=== WORKING DATA ===

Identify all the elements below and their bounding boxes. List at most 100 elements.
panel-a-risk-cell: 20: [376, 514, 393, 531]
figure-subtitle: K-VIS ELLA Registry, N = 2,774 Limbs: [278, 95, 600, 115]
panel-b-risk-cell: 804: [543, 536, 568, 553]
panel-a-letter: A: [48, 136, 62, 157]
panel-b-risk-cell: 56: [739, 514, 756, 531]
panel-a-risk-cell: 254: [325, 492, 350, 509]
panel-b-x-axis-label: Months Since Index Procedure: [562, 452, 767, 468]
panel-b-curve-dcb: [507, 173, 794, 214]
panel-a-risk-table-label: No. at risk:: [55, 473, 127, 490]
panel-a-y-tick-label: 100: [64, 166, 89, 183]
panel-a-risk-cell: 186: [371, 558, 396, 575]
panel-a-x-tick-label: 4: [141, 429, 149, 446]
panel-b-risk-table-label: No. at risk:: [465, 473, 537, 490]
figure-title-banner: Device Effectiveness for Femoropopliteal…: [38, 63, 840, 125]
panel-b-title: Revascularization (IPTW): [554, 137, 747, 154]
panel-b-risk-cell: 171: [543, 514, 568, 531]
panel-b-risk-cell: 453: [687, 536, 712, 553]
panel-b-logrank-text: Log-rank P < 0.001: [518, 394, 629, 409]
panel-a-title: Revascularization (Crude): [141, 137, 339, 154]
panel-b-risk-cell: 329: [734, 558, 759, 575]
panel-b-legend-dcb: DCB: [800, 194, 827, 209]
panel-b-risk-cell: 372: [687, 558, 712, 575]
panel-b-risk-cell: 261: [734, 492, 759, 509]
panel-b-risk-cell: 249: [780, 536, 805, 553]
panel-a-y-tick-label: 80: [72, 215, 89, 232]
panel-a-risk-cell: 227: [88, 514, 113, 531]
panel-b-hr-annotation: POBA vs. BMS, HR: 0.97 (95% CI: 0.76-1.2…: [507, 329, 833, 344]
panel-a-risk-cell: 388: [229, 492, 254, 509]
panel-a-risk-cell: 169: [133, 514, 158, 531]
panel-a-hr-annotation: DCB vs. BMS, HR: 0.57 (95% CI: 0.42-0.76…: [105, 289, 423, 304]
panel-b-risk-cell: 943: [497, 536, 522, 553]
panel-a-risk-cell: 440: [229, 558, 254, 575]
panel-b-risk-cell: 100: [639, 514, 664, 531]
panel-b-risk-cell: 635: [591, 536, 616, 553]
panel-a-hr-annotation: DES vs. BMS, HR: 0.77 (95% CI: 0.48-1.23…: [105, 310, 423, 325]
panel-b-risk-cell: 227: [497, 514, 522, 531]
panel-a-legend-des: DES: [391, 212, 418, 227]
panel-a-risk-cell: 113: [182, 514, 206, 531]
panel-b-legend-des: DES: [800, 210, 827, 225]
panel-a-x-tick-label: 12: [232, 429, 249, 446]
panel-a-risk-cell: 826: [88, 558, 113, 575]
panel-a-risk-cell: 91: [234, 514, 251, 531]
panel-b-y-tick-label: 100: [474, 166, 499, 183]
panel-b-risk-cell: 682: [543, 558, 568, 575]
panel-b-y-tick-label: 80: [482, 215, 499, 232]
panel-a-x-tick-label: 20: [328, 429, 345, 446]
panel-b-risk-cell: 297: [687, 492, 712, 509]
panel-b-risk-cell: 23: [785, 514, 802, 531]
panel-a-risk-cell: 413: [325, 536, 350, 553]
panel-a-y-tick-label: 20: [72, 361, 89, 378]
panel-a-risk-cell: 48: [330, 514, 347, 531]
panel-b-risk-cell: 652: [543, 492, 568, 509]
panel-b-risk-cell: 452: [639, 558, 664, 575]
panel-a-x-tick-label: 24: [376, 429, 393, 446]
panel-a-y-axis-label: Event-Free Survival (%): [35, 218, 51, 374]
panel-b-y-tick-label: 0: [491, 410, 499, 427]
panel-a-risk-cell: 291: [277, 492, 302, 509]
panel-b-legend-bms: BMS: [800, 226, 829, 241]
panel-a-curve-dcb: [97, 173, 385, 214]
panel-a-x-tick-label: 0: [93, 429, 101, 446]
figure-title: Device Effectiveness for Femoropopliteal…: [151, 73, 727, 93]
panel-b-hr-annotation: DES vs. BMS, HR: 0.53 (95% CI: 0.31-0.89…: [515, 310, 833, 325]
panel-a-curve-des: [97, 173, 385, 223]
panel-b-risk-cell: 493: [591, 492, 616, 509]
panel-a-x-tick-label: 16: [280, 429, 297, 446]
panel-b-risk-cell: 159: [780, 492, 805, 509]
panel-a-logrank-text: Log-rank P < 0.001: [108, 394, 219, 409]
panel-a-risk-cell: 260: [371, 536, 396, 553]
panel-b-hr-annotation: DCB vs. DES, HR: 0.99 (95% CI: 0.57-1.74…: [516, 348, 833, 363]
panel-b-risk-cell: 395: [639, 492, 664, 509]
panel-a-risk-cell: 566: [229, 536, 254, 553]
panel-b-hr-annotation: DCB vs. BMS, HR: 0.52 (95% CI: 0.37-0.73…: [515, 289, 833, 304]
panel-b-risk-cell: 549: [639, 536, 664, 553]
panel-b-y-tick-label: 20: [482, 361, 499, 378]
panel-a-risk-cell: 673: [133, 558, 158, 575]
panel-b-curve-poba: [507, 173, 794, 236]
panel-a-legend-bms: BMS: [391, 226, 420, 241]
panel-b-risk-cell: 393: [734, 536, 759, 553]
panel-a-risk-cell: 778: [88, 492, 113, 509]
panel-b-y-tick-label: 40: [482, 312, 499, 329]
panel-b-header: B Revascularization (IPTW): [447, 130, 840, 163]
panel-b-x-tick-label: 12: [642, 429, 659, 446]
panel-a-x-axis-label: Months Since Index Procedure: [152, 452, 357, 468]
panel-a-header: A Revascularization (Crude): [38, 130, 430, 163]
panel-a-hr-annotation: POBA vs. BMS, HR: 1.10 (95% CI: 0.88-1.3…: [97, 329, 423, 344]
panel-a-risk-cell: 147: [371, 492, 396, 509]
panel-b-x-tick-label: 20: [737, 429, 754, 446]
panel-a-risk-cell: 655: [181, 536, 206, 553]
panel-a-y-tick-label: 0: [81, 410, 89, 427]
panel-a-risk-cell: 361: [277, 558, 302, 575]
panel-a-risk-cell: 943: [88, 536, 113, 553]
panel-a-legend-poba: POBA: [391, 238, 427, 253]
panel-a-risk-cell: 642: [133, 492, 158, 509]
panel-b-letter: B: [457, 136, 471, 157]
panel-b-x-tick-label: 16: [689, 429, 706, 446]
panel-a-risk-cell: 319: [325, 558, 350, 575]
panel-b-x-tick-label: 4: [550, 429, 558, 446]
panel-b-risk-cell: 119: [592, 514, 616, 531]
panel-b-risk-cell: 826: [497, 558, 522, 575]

===

## PROBLEM REQUIREMENTS
Render the items from the first line through the line containing "panel-a-risk-cell: 227: [88, 514, 113, 531]" as a Markdown table with columns Row and Entry, giving each nonblank line its own numbered row.

## SOLUTION TO THE PROBLEM
| Row | Entry |
|---|---|
| 1 | Identify all the elements below and their bounding boxes. List at most 100 elements. |
| 2 | panel-a-risk-cell: 20: [376, 514, 393, 531] |
| 3 | figure-subtitle: K-VIS ELLA Registry, N = 2,774 Limbs: [278, 95, 600, 115] |
| 4 | panel-b-risk-cell: 804: [543, 536, 568, 553] |
| 5 | panel-a-letter: A: [48, 136, 62, 157] |
| 6 | panel-b-risk-cell: 56: [739, 514, 756, 531] |
| 7 | panel-a-risk-cell: 254: [325, 492, 350, 509] |
| 8 | panel-b-x-axis-label: Months Since Index Procedure: [562, 452, 767, 468] |
| 9 | panel-b-curve-dcb: [507, 173, 794, 214] |
| 10 | panel-a-risk-table-label: No. at risk:: [55, 473, 127, 490] |
| 11 | panel-a-y-tick-label: 100: [64, 166, 89, 183] |
| 12 | panel-a-risk-cell: 186: [371, 558, 396, 575] |
| 13 | panel-a-x-tick-label: 4: [141, 429, 149, 446] |
| 14 | panel-b-risk-table-label: No. at risk:: [465, 473, 537, 490] |
| 15 | figure-title-banner: Device Effectiveness for Femoropopliteal…: [38, 63, 840, 125] |
| 16 | panel-b-title: Revascularization (IPTW): [554, 137, 747, 154] |
| 17 | panel-b-risk-cell: 171: [543, 514, 568, 531] |
| 18 | panel-b-risk-cell: 453: [687, 536, 712, 553] |
| 19 | panel-b-logrank-text: Log-rank P < 0.001: [518, 394, 629, 409] |
| 20 | panel-a-title: Revascularization (Crude): [141, 137, 339, 154] |
| 21 | panel-b-risk-cell: 329: [734, 558, 759, 575] |
| 22 | panel-b-legend-dcb: DCB: [800, 194, 827, 209] |
| 23 | panel-b-risk-cell: 372: [687, 558, 712, 575] |
| 24 | panel-b-risk-cell: 261: [734, 492, 759, 509] |
| 25 | panel-b-risk-cell: 249: [780, 536, 805, 553] |
| 26 | panel-a-y-tick-label: 80: [72, 215, 89, 232] |
| 27 | panel-a-risk-cell: 227: [88, 514, 113, 531] |